— Start Source data —

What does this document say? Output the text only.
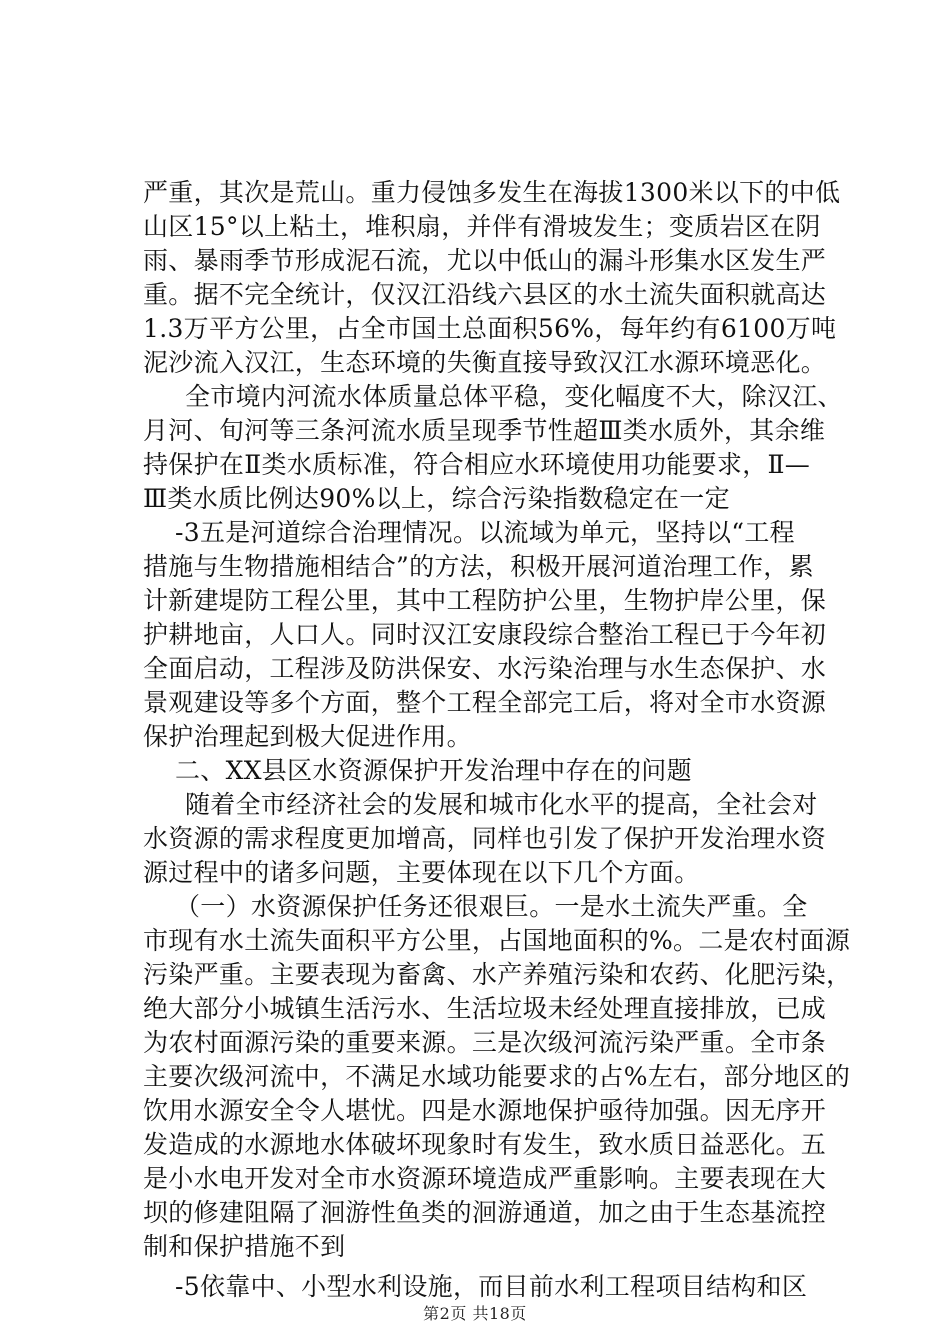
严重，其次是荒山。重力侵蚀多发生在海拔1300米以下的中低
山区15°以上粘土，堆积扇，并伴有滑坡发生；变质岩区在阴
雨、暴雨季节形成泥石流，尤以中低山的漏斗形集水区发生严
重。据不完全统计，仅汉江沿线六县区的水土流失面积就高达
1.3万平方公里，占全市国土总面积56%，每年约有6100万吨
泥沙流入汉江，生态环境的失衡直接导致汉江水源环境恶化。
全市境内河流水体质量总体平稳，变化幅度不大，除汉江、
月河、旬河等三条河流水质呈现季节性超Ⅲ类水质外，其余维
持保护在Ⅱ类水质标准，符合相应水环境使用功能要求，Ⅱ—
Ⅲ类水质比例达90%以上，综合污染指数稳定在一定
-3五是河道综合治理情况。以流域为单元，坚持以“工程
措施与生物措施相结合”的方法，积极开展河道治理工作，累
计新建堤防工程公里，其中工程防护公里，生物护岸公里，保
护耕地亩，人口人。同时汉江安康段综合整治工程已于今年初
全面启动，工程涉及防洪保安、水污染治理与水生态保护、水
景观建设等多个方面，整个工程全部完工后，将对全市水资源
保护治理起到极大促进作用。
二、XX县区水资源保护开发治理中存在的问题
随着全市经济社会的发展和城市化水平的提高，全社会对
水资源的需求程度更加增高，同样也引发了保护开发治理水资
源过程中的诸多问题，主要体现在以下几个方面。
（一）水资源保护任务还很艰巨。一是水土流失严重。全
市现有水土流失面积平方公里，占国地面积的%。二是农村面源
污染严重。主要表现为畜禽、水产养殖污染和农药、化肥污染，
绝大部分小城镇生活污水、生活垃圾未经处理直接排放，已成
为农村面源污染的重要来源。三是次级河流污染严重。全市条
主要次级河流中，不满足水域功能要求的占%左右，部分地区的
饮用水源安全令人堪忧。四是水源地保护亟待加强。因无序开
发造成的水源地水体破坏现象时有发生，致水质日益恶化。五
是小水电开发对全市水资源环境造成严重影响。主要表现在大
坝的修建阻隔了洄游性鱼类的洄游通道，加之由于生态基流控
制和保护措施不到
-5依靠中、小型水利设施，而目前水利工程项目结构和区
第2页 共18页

— End Source data —
— Start Source data —

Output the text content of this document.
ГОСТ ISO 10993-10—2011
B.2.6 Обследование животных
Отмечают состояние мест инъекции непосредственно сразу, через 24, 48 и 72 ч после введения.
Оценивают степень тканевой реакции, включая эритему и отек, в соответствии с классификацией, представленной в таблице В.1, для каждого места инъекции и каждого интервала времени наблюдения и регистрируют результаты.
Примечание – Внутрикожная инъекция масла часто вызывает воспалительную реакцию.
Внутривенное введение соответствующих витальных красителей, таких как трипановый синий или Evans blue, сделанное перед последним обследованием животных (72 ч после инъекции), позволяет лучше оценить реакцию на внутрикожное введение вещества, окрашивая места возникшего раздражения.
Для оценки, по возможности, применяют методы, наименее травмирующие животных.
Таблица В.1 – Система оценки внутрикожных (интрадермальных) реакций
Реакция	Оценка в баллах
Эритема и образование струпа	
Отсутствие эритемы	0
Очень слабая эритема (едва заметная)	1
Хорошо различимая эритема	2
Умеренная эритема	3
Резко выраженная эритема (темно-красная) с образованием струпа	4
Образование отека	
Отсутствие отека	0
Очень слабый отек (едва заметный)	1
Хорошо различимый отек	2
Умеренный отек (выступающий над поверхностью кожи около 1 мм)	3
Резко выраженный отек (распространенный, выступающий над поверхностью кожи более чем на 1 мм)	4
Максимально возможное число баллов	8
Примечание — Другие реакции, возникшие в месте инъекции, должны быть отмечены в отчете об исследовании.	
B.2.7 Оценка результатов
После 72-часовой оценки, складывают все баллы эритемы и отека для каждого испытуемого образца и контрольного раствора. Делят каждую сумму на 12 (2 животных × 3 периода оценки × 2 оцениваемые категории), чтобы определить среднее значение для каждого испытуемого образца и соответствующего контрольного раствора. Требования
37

— End Source data —

▶ _Instruction_
For each line above that contains the word "Хорошо", copy that line.

▶ _Exercise result_
Хорошо различимая эритема	2
Хорошо различимый отек	2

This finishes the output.